**EXTRAIT CITÉ**
================================

Samon a souligné que, pendant la pandémie de COVID – lors de blocages d’approvisionnements alimentaires et de la fermeture des frontières –, nous avons vu qu’il est possible de faire du commerce alimentaire de manière différente. Des communautés ont démontré leur capacité à faire en sorte que tout le monde ait de la nourriture sur la table, malgré le fait que le libre-échange était impossible. Le Mouvement des travailleurs sans terre du Brésil a pu envoyer 600 tonnes de produits frais à 24 États du pays. En Indonésie, des communautés de pêcheurs et d’agriculteurs se sont réunies pour faire du troc et avoir des repas complets dans leurs foyers.

Mais, pendant ce temps, le pouvoir des multinationales continue d’accroître son hégémonie. Les grandes entreprises, les sociétés technologiques, l’agro-industrie et les banques investissent massivement dans l’alimentation et l’agriculture. Elenita Dano, d’ETC Group, étudie l’agriculture de précision depuis 20 ans. Les outils numériques sont importants pour l’agriculture de précision. Cette pratique part du principe que les agriculteurs font beaucoup d’erreurs, que les connaissances indigènes présentent de nombreuses lacunes, et que les machines sont, a contrario, précises et fiables. D’où la nécessité des outils numériques. Le pays occidentaux ont été inondés de tous ces outils numériques au cours des 20 dernières années, et ils leur faut maintenant un nouvel endroit pour étendre leur marché. Et cet endroit, ce sont les pays du Sud. Les outils numériques sont utilisés pour l’expansion impérialiste et la technologie a créé encore plus d’inégalités.

================================

**Données d'analyse de mise en page**

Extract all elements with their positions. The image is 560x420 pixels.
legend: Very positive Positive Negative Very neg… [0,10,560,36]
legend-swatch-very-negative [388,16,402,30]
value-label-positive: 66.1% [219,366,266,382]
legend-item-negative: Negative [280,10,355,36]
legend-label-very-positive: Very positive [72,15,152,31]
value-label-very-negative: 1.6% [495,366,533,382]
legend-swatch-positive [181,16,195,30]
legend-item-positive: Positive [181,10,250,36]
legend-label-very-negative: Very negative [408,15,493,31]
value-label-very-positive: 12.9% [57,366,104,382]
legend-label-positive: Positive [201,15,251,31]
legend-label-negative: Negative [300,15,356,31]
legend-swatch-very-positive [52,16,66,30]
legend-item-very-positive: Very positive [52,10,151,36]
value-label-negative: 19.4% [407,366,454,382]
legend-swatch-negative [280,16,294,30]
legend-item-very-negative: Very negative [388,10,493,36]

================================

**TRAVAIL DEMANDÉ**
1) Répondez aux questions suivantes à partir de l'extrait cité.
(a) Quelle quantité de produits frais le Mouvement des travailleurs sans terre du Brésil a-t-il envoyée, et à combien d'États ?
(b) Depuis combien d'années Elenita Dano étudie-t-elle l'agriculture de précision ?
(c) Où se trouve le nouvel endroit dont les pays occidentaux ont besoin pour étendre le marché des outils numériques ?
2) D'après l'extrait cité, pourquoi l'agriculture de précision considère-t-elle les outils numériques comme nécessaires ? Répondez en une à trois phrases.
3) Donnez la suite de l'extrait sur l'alimentation et le pouvoir des multinationales, en commençant après sa dernière phrase.

**RÉPONSES PAR TÂCHE**
1)
(a) 600 tonnes de produits frais, envoyées à 24 États du pays.
(b) Depuis 20 ans.
(c) Dans les pays du Sud.

2) Cette pratique part du principe que les agriculteurs font beaucoup d'erreurs et que les connaissances indigènes présentent de nombreuses lacunes. Elle considère au contraire que les machines sont précises et fiables. La nécessité des outils numériques en découle.

3)
Dans les plantations de bananes aux Philippines, les agriculteurs utilisent désormais des drones, au lieu d’avions, pour pulvériser des engrais, car ils sont moins sujets à dérive (vol bas), sont moins sujets aux accidents (plus petits) et sont plus précis (meilleure visée). Cependant, ces drones augmentent, en fin de compte, l’utilisation de produits chimiques dans l’agriculture. La pandémie de COVID a été un autre moteur de la numérisation, les populations devenant dépendantes des livraisons électroniques. Les agriculteurs devaient donc être davantage connectés aux marchés en ligne.

Selon une étude récente d’ETC, la centralisation du pouvoir a été grandement favorisée par la numérisation. Six sociétés monopolisaient le marché des semences, mais aujourd’hui, seules quatre sociétés représentent environ 65 % de toutes les semences commerciales vendues dans le monde et près de 75 % de tous les produits agrochimiques. Beaucoup de grandes banques et autres entreprises ont également des investissements dans ces quatre sociétés. Elles utilisent la blockchain pour rationaliser les processus. De plus, cette centralisation leur permet de travailler ensemble et de déterminer les prix. Dans ce système, la concurrence fait partie du passé. Par exemple, Amazon a acquis Whole Foods en 2017 et s’est depuis imposé comme un important détaillant de produits d’épicerie.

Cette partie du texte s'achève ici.